Look through the data below. Collect every line where the word "brother" occurs.

--- begin DATASET ---

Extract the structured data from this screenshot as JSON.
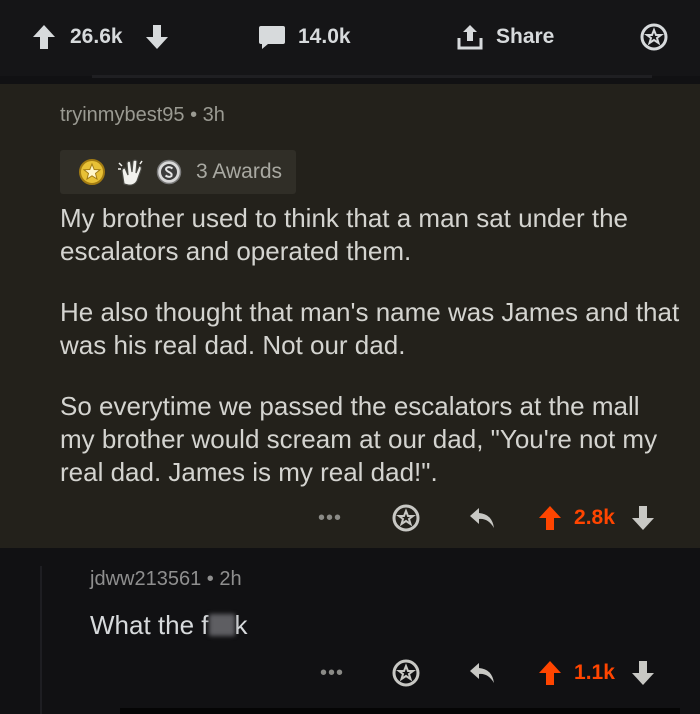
{
  "post_bar": {
    "upvotes": "26.6k",
    "comments": "14.0k",
    "share_label": "Share"
  },
  "comment": {
    "author": "tryinmybest95",
    "separator": "•",
    "age": "3h",
    "awards_label": "3 Awards",
    "paragraphs": [
      "My brother used to think that a man sat under the escalators and operated them.",
      "He also thought that man's name was James and that was his real dad. Not our dad.",
      "So everytime we passed the escalators at the mall my brother would scream at our dad, \"You're not my real dad. James is my real dad!\"."
    ],
    "more_label": "•••",
    "score": "2.8k"
  },
  "reply": {
    "author": "jdww213561",
    "separator": "•",
    "age": "2h",
    "body_start": "What the f",
    "body_end": "k",
    "more_label": "•••",
    "score": "1.1k"
  },
  "colors": {
    "upvoted": "#ff4500",
    "highlight_bg": "#23211b",
    "page_bg": "#111113"
  },
  "icons": [
    "arrow-up-icon",
    "arrow-down-icon",
    "comment-icon",
    "share-icon",
    "award-icon",
    "reply-icon",
    "gold-award-icon",
    "clapping-award-icon",
    "silver-award-icon"
  ]
}
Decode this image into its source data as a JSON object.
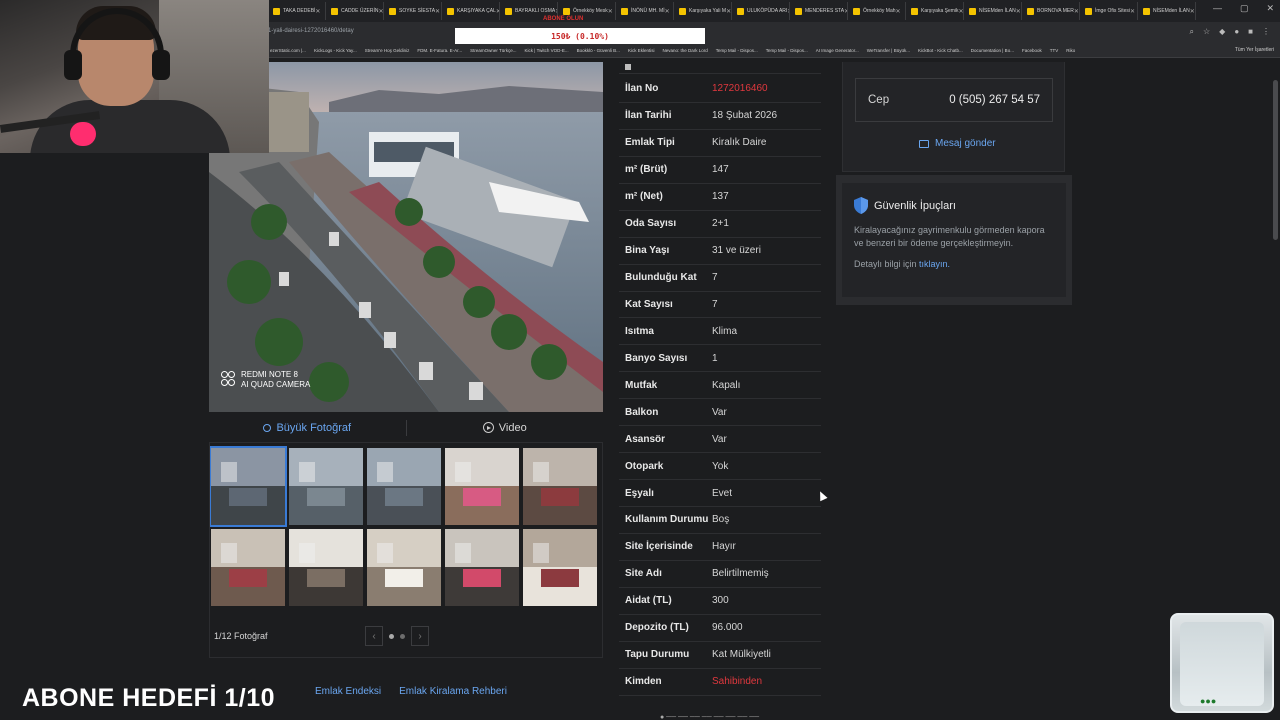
{
  "browser": {
    "tabs": [
      "TAKA DEDEBİ",
      "CADDE ÜZERİN",
      "SOYKE SİESTA",
      "KARŞIYAKA ÇAL",
      "BAYRAKLI OSMA",
      "Örnekköy Mesk",
      "İNÖNÜ MH. Mİ",
      "Karşıyaka Yali M",
      "ULUKÖPÜDA ARI",
      "MENDERES STA",
      "Örnekköy Mah",
      "Karşıyaka Şemik",
      "NİSEMden İLAN",
      "BORNOVA MER",
      "İmge Ofis Sitesi",
      "NİSEMden İLAN"
    ],
    "url": "1-yali-dairesi-1272016460/detay",
    "bookmarks": [
      "ezerStatic.com |...",
      "KickLogs - Kick Yay...",
      "Stream'e Hoş Geldiniz",
      "FDM. E-Fatura. E-Ar...",
      "StreamOwner Türkçe...",
      "Kick | Twitch VOD-E...",
      "Bookklö - Güvenli B...",
      "Kick Eklentisi",
      "Nevano: the Dark Lord",
      "Temp Mail - Dispos...",
      "Temp Mail - Dispos...",
      "AI Image Generator...",
      "WeTransfer | Büyük...",
      "KickBot - Kick Chatb...",
      "Documentation | Bo...",
      "Facebook",
      "TTV",
      "Riko"
    ],
    "all_bookmarks_label": "Tüm Yer İşaretleri",
    "overlay_alert": "150₺ (0.10%)",
    "overlay_label": "ABONE OLUN"
  },
  "media": {
    "camera_mark_line1": "REDMI NOTE 8",
    "camera_mark_line2": "AI QUAD CAMERA",
    "big_photo_label": "Büyük Fotoğraf",
    "video_label": "Video",
    "photo_count_label": "1/12 Fotoğraf",
    "prev_icon": "chevron-left-icon",
    "next_icon": "chevron-right-icon"
  },
  "details": [
    {
      "key": "İlan No",
      "value": "1272016460",
      "highlight": true
    },
    {
      "key": "İlan Tarihi",
      "value": "18 Şubat 2026"
    },
    {
      "key": "Emlak Tipi",
      "value": "Kiralık Daire"
    },
    {
      "key": "m² (Brüt)",
      "value": "147"
    },
    {
      "key": "m² (Net)",
      "value": "137"
    },
    {
      "key": "Oda Sayısı",
      "value": "2+1"
    },
    {
      "key": "Bina Yaşı",
      "value": "31 ve üzeri"
    },
    {
      "key": "Bulunduğu Kat",
      "value": "7"
    },
    {
      "key": "Kat Sayısı",
      "value": "7"
    },
    {
      "key": "Isıtma",
      "value": "Klima"
    },
    {
      "key": "Banyo Sayısı",
      "value": "1"
    },
    {
      "key": "Mutfak",
      "value": "Kapalı"
    },
    {
      "key": "Balkon",
      "value": "Var"
    },
    {
      "key": "Asansör",
      "value": "Var"
    },
    {
      "key": "Otopark",
      "value": "Yok"
    },
    {
      "key": "Eşyalı",
      "value": "Evet"
    },
    {
      "key": "Kullanım Durumu",
      "value": "Boş"
    },
    {
      "key": "Site İçerisinde",
      "value": "Hayır"
    },
    {
      "key": "Site Adı",
      "value": "Belirtilmemiş"
    },
    {
      "key": "Aidat (TL)",
      "value": "300"
    },
    {
      "key": "Depozito (TL)",
      "value": "96.000"
    },
    {
      "key": "Tapu Durumu",
      "value": "Kat Mülkiyetli"
    },
    {
      "key": "Kimden",
      "value": "Sahibinden",
      "highlight": true
    }
  ],
  "contact": {
    "phone_label": "Cep",
    "phone_number": "0 (505) 267 54 57",
    "message_link": "Mesaj gönder"
  },
  "safety": {
    "title": "Güvenlik İpuçları",
    "body": "Kiralayacağınız gayrimenkulu görmeden kapora ve benzeri bir ödeme gerçekleştirmeyin.",
    "more_prefix": "Detaylı bilgi için",
    "more_link": "tıklayın."
  },
  "footer_links": [
    "Emlak Endeksi",
    "Emlak Kiralama Rehberi"
  ],
  "stream_overlay": {
    "subscriber_goal": "ABONE HEDEFİ 1/10"
  },
  "colors": {
    "accent_blue": "#6aa6f0",
    "highlight_red": "#e0383e",
    "background": "#1c1d1f"
  }
}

--- end DATASET ---

- **FULL RESPONSE**:
      "My brother used to think that a man sat under the escalators and operated them.",
      "So everytime we passed the escalators at the mall my brother would scream at our dad, \"You're not my real dad. James is my real dad!\"."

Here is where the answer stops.